◆ What to produce
Go through the entries below and pick out every line with "this".

◆ Structured figure records
============
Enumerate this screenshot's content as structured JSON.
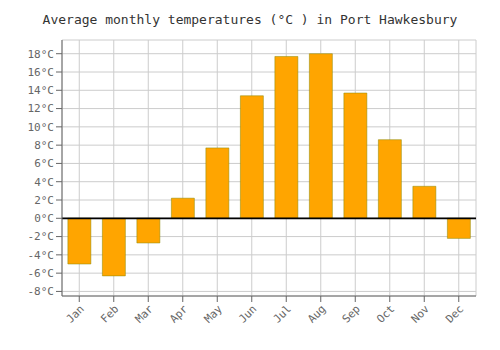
{
  "chart_data": {
    "type": "bar",
    "title": "Average monthly temperatures (°C ) in Port Hawkesbury",
    "categories": [
      "Jan",
      "Feb",
      "Mar",
      "Apr",
      "May",
      "Jun",
      "Jul",
      "Aug",
      "Sep",
      "Oct",
      "Nov",
      "Dec"
    ],
    "values": [
      -5.0,
      -6.3,
      -2.7,
      2.2,
      7.7,
      13.4,
      17.7,
      18.0,
      13.7,
      8.6,
      3.5,
      -2.2
    ],
    "color": "#FFA500",
    "ylim": [
      -8.5,
      19.5
    ],
    "yticks": [
      {
        "value": -8,
        "label": "-8°C"
      },
      {
        "value": -6,
        "label": "-6°C"
      },
      {
        "value": -4,
        "label": "-4°C"
      },
      {
        "value": -2,
        "label": "-2°C"
      },
      {
        "value": 0,
        "label": "0°C"
      },
      {
        "value": 2,
        "label": "2°C"
      },
      {
        "value": 4,
        "label": "4°C"
      },
      {
        "value": 6,
        "label": "6°C"
      },
      {
        "value": 8,
        "label": "8°C"
      },
      {
        "value": 10,
        "label": "10°C"
      },
      {
        "value": 12,
        "label": "12°C"
      },
      {
        "value": 14,
        "label": "14°C"
      },
      {
        "value": 16,
        "label": "16°C"
      },
      {
        "value": 18,
        "label": "18°C"
      }
    ],
    "grid": true
  }
}
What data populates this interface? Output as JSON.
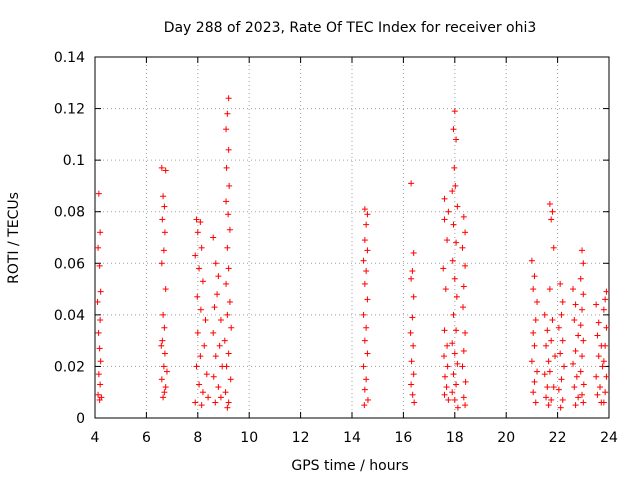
{
  "chart_data": {
    "type": "scatter",
    "title": "Day 288 of 2023, Rate Of TEC Index for receiver ohi3",
    "xlabel": "GPS time / hours",
    "ylabel": "ROTI / TECUs",
    "xlim": [
      4,
      24
    ],
    "ylim": [
      0,
      0.14
    ],
    "x_ticks": [
      "4",
      "6",
      "8",
      "10",
      "12",
      "14",
      "16",
      "18",
      "20",
      "22",
      "24"
    ],
    "y_ticks": [
      "0",
      "0.02",
      "0.04",
      "0.06",
      "0.08",
      "0.1",
      "0.12",
      "0.14"
    ],
    "grid": true,
    "marker": "+",
    "marker_color": "#ff0000",
    "series": [
      {
        "values": [
          [
            4.15,
            0.087
          ],
          [
            4.2,
            0.072
          ],
          [
            4.12,
            0.066
          ],
          [
            4.18,
            0.059
          ],
          [
            4.22,
            0.049
          ],
          [
            4.1,
            0.045
          ],
          [
            4.2,
            0.038
          ],
          [
            4.14,
            0.033
          ],
          [
            4.18,
            0.027
          ],
          [
            4.22,
            0.022
          ],
          [
            4.15,
            0.017
          ],
          [
            4.2,
            0.013
          ],
          [
            4.12,
            0.009
          ],
          [
            4.18,
            0.007
          ],
          [
            4.25,
            0.008
          ],
          [
            6.6,
            0.097
          ],
          [
            6.75,
            0.096
          ],
          [
            6.65,
            0.086
          ],
          [
            6.7,
            0.082
          ],
          [
            6.62,
            0.077
          ],
          [
            6.72,
            0.072
          ],
          [
            6.68,
            0.065
          ],
          [
            6.6,
            0.06
          ],
          [
            6.75,
            0.05
          ],
          [
            6.65,
            0.04
          ],
          [
            6.7,
            0.035
          ],
          [
            6.62,
            0.03
          ],
          [
            6.72,
            0.025
          ],
          [
            6.68,
            0.02
          ],
          [
            6.6,
            0.015
          ],
          [
            6.75,
            0.012
          ],
          [
            6.65,
            0.008
          ],
          [
            6.7,
            0.01
          ],
          [
            6.8,
            0.018
          ],
          [
            6.58,
            0.028
          ],
          [
            7.95,
            0.077
          ],
          [
            8.1,
            0.076
          ],
          [
            8.0,
            0.072
          ],
          [
            8.15,
            0.066
          ],
          [
            7.9,
            0.063
          ],
          [
            8.05,
            0.058
          ],
          [
            8.2,
            0.053
          ],
          [
            7.98,
            0.047
          ],
          [
            8.12,
            0.042
          ],
          [
            8.3,
            0.038
          ],
          [
            8.0,
            0.033
          ],
          [
            8.25,
            0.028
          ],
          [
            8.1,
            0.024
          ],
          [
            7.95,
            0.02
          ],
          [
            8.35,
            0.017
          ],
          [
            8.05,
            0.013
          ],
          [
            8.2,
            0.01
          ],
          [
            8.4,
            0.008
          ],
          [
            7.9,
            0.006
          ],
          [
            8.15,
            0.005
          ],
          [
            8.6,
            0.07
          ],
          [
            8.7,
            0.06
          ],
          [
            8.8,
            0.055
          ],
          [
            8.75,
            0.048
          ],
          [
            8.65,
            0.043
          ],
          [
            8.9,
            0.038
          ],
          [
            8.6,
            0.033
          ],
          [
            8.85,
            0.028
          ],
          [
            8.7,
            0.024
          ],
          [
            8.95,
            0.02
          ],
          [
            8.62,
            0.016
          ],
          [
            8.8,
            0.012
          ],
          [
            8.9,
            0.008
          ],
          [
            8.68,
            0.006
          ],
          [
            9.2,
            0.124
          ],
          [
            9.15,
            0.118
          ],
          [
            9.1,
            0.112
          ],
          [
            9.2,
            0.104
          ],
          [
            9.12,
            0.097
          ],
          [
            9.22,
            0.09
          ],
          [
            9.1,
            0.084
          ],
          [
            9.18,
            0.079
          ],
          [
            9.25,
            0.073
          ],
          [
            9.15,
            0.066
          ],
          [
            9.2,
            0.058
          ],
          [
            9.1,
            0.052
          ],
          [
            9.25,
            0.045
          ],
          [
            9.15,
            0.04
          ],
          [
            9.3,
            0.035
          ],
          [
            9.05,
            0.03
          ],
          [
            9.2,
            0.025
          ],
          [
            9.12,
            0.02
          ],
          [
            9.28,
            0.015
          ],
          [
            9.08,
            0.01
          ],
          [
            9.2,
            0.006
          ],
          [
            9.15,
            0.004
          ],
          [
            14.5,
            0.081
          ],
          [
            14.6,
            0.079
          ],
          [
            14.55,
            0.075
          ],
          [
            14.5,
            0.069
          ],
          [
            14.6,
            0.065
          ],
          [
            14.45,
            0.061
          ],
          [
            14.55,
            0.057
          ],
          [
            14.5,
            0.052
          ],
          [
            14.6,
            0.046
          ],
          [
            14.45,
            0.04
          ],
          [
            14.55,
            0.035
          ],
          [
            14.5,
            0.03
          ],
          [
            14.6,
            0.025
          ],
          [
            14.45,
            0.02
          ],
          [
            14.55,
            0.015
          ],
          [
            14.5,
            0.011
          ],
          [
            14.62,
            0.007
          ],
          [
            14.48,
            0.005
          ],
          [
            16.3,
            0.091
          ],
          [
            16.4,
            0.064
          ],
          [
            16.35,
            0.057
          ],
          [
            16.3,
            0.054
          ],
          [
            16.4,
            0.047
          ],
          [
            16.35,
            0.039
          ],
          [
            16.28,
            0.033
          ],
          [
            16.38,
            0.028
          ],
          [
            16.32,
            0.022
          ],
          [
            16.4,
            0.017
          ],
          [
            16.3,
            0.013
          ],
          [
            16.36,
            0.009
          ],
          [
            16.42,
            0.006
          ],
          [
            17.6,
            0.085
          ],
          [
            17.75,
            0.08
          ],
          [
            17.6,
            0.077
          ],
          [
            17.7,
            0.069
          ],
          [
            17.55,
            0.058
          ],
          [
            17.65,
            0.05
          ],
          [
            17.6,
            0.034
          ],
          [
            17.7,
            0.028
          ],
          [
            17.58,
            0.024
          ],
          [
            17.72,
            0.02
          ],
          [
            17.62,
            0.016
          ],
          [
            17.68,
            0.012
          ],
          [
            17.6,
            0.009
          ],
          [
            17.75,
            0.007
          ],
          [
            18.0,
            0.119
          ],
          [
            17.95,
            0.112
          ],
          [
            18.05,
            0.108
          ],
          [
            17.98,
            0.097
          ],
          [
            18.02,
            0.09
          ],
          [
            17.9,
            0.088
          ],
          [
            18.1,
            0.082
          ],
          [
            17.95,
            0.075
          ],
          [
            18.05,
            0.068
          ],
          [
            17.92,
            0.061
          ],
          [
            18.0,
            0.054
          ],
          [
            18.08,
            0.047
          ],
          [
            17.95,
            0.04
          ],
          [
            18.05,
            0.034
          ],
          [
            17.9,
            0.029
          ],
          [
            18.0,
            0.025
          ],
          [
            18.1,
            0.021
          ],
          [
            17.95,
            0.017
          ],
          [
            18.05,
            0.013
          ],
          [
            17.9,
            0.01
          ],
          [
            18.0,
            0.007
          ],
          [
            18.12,
            0.004
          ],
          [
            18.35,
            0.078
          ],
          [
            18.4,
            0.072
          ],
          [
            18.3,
            0.066
          ],
          [
            18.4,
            0.059
          ],
          [
            18.35,
            0.051
          ],
          [
            18.32,
            0.043
          ],
          [
            18.4,
            0.033
          ],
          [
            18.35,
            0.026
          ],
          [
            18.3,
            0.02
          ],
          [
            18.42,
            0.014
          ],
          [
            18.35,
            0.008
          ],
          [
            18.4,
            0.005
          ],
          [
            21.0,
            0.061
          ],
          [
            21.1,
            0.055
          ],
          [
            21.05,
            0.05
          ],
          [
            21.2,
            0.045
          ],
          [
            21.15,
            0.038
          ],
          [
            21.05,
            0.033
          ],
          [
            21.1,
            0.028
          ],
          [
            21.0,
            0.022
          ],
          [
            21.2,
            0.018
          ],
          [
            21.1,
            0.014
          ],
          [
            21.05,
            0.01
          ],
          [
            21.15,
            0.006
          ],
          [
            21.5,
            0.04
          ],
          [
            21.6,
            0.034
          ],
          [
            21.55,
            0.028
          ],
          [
            21.65,
            0.022
          ],
          [
            21.5,
            0.017
          ],
          [
            21.6,
            0.012
          ],
          [
            21.55,
            0.008
          ],
          [
            21.65,
            0.005
          ],
          [
            21.7,
            0.083
          ],
          [
            21.8,
            0.08
          ],
          [
            21.75,
            0.077
          ],
          [
            21.85,
            0.066
          ],
          [
            21.7,
            0.05
          ],
          [
            21.8,
            0.038
          ],
          [
            21.75,
            0.03
          ],
          [
            21.9,
            0.024
          ],
          [
            21.7,
            0.018
          ],
          [
            21.85,
            0.012
          ],
          [
            21.75,
            0.007
          ],
          [
            22.1,
            0.052
          ],
          [
            22.2,
            0.045
          ],
          [
            22.15,
            0.04
          ],
          [
            22.05,
            0.035
          ],
          [
            22.2,
            0.03
          ],
          [
            22.1,
            0.025
          ],
          [
            22.25,
            0.02
          ],
          [
            22.15,
            0.015
          ],
          [
            22.05,
            0.011
          ],
          [
            22.2,
            0.007
          ],
          [
            22.12,
            0.004
          ],
          [
            22.6,
            0.05
          ],
          [
            22.7,
            0.044
          ],
          [
            22.65,
            0.038
          ],
          [
            22.8,
            0.032
          ],
          [
            22.7,
            0.026
          ],
          [
            22.6,
            0.021
          ],
          [
            22.75,
            0.016
          ],
          [
            22.65,
            0.012
          ],
          [
            22.8,
            0.008
          ],
          [
            22.7,
            0.005
          ],
          [
            22.95,
            0.065
          ],
          [
            23.0,
            0.06
          ],
          [
            22.9,
            0.054
          ],
          [
            23.0,
            0.048
          ],
          [
            22.95,
            0.042
          ],
          [
            22.9,
            0.036
          ],
          [
            23.0,
            0.03
          ],
          [
            22.95,
            0.024
          ],
          [
            22.9,
            0.018
          ],
          [
            23.02,
            0.013
          ],
          [
            22.95,
            0.009
          ],
          [
            23.0,
            0.006
          ],
          [
            23.5,
            0.044
          ],
          [
            23.6,
            0.037
          ],
          [
            23.55,
            0.032
          ],
          [
            23.7,
            0.028
          ],
          [
            23.6,
            0.024
          ],
          [
            23.75,
            0.02
          ],
          [
            23.5,
            0.016
          ],
          [
            23.65,
            0.012
          ],
          [
            23.55,
            0.009
          ],
          [
            23.7,
            0.006
          ],
          [
            23.9,
            0.049
          ],
          [
            23.85,
            0.046
          ],
          [
            23.8,
            0.042
          ],
          [
            23.9,
            0.035
          ],
          [
            23.85,
            0.028
          ],
          [
            23.8,
            0.022
          ],
          [
            23.9,
            0.016
          ],
          [
            23.85,
            0.01
          ],
          [
            23.8,
            0.006
          ]
        ]
      }
    ]
  }
}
============
◆ The response
Enumerate this screenshot's content as structured JSON.
What data populates this interface? Output as JSON.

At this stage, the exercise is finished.